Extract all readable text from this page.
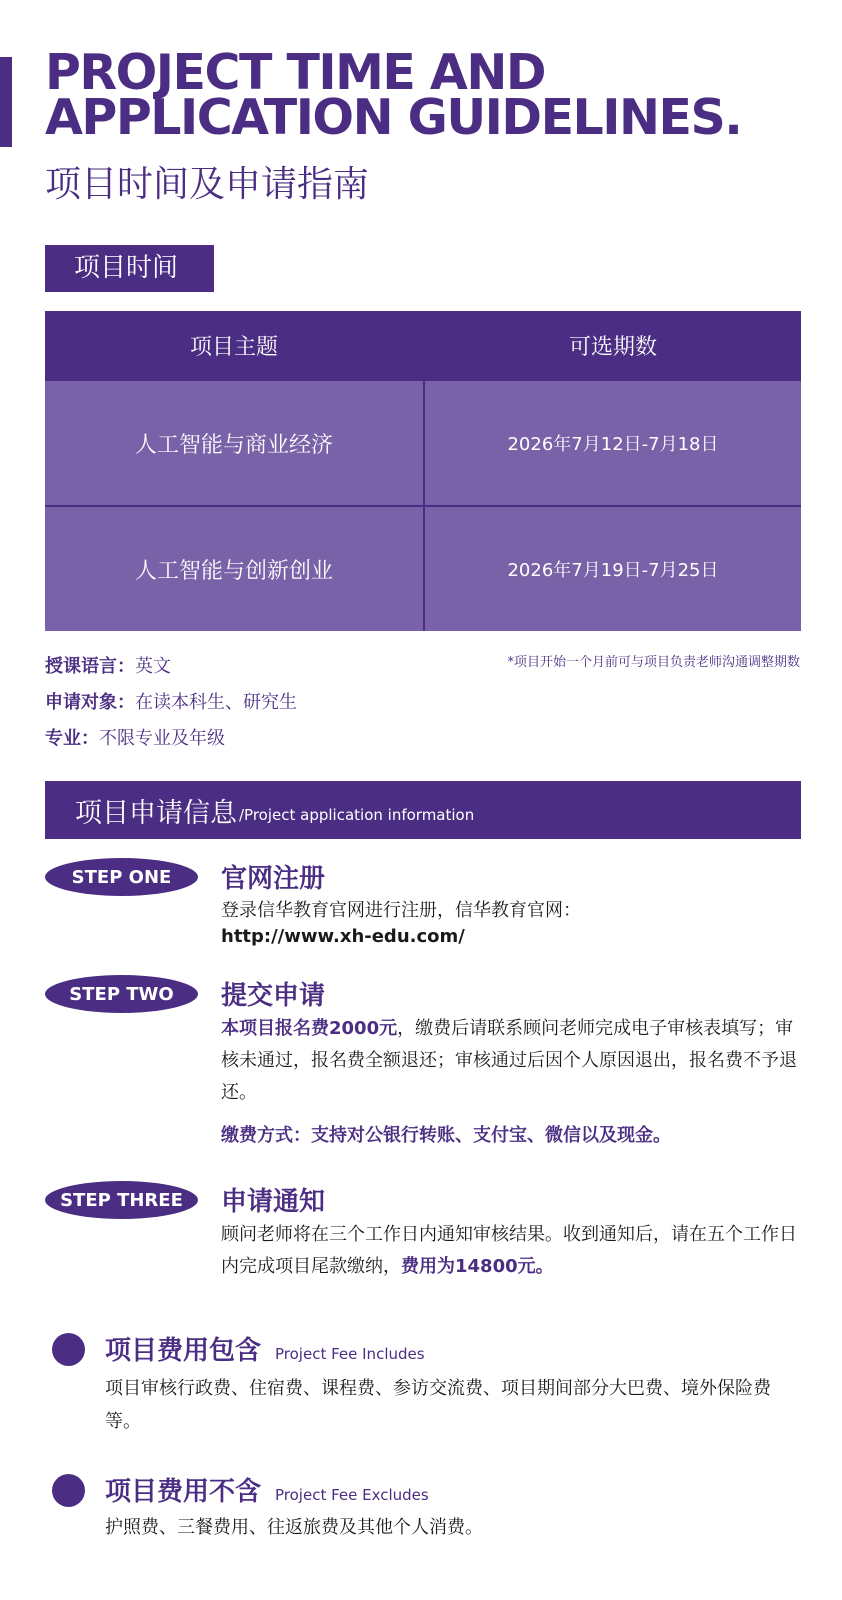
PROJECT TIME AND
APPLICATION GUIDELINES.
项目时间及申请指南
项目时间
项目主题	可选期数
人工智能与商业经济	2026年7月12日-7月18日
人工智能与创新创业	2026年7月19日-7月25日
*项目开始一个月前可与项目负责老师沟通调整期数
授课语言：英文
申请对象：在读本科生、研究生
专业：不限专业及年级
项目申请信息 /Project application information
STEP ONE	官网注册
登录信华教育官网进行注册，信华教育官网：
http://www.xh-edu.com/
STEP TWO	提交申请
本项目报名费2000元，缴费后请联系顾问老师完成电子审核表填写；审核未通过，报名费全额退还；审核通过后因个人原因退出，报名费不予退还。
缴费方式：支持对公银行转账、支付宝、微信以及现金。
STEP THREE	申请通知
顾问老师将在三个工作日内通知审核结果。收到通知后，请在五个工作日内完成项目尾款缴纳，费用为14800元。
项目费用包含 Project Fee Includes
项目审核行政费、住宿费、课程费、参访交流费、项目期间部分大巴费、境外保险费等。
项目费用不含 Project Fee Excludes
护照费、三餐费用、往返旅费及其他个人消费。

# [Directions]
Take the listing and print it again exactly, but without any pictures.

# [Response to the exercise]
Extract all readable text from this page.
PROJECT TIME AND
APPLICATION GUIDELINES.
项目时间及申请指南
项目时间
项目主题	可选期数
人工智能与商业经济	2026年7月12日-7月18日
人工智能与创新创业	2026年7月19日-7月25日
*项目开始一个月前可与项目负责老师沟通调整期数
授课语言：英文
申请对象：在读本科生、研究生
专业：不限专业及年级
项目申请信息 /Project application information
STEP ONE	官网注册
登录信华教育官网进行注册，信华教育官网：
http://www.xh-edu.com/
STEP TWO	提交申请
本项目报名费2000元，缴费后请联系顾问老师完成电子审核表填写；审核未通过，报名费全额退还；审核通过后因个人原因退出，报名费不予退还。
缴费方式：支持对公银行转账、支付宝、微信以及现金。
STEP THREE	申请通知
顾问老师将在三个工作日内通知审核结果。收到通知后，请在五个工作日内完成项目尾款缴纳，费用为14800元。
项目费用包含 Project Fee Includes
项目审核行政费、住宿费、课程费、参访交流费、项目期间部分大巴费、境外保险费等。
项目费用不含 Project Fee Excludes
护照费、三餐费用、往返旅费及其他个人消费。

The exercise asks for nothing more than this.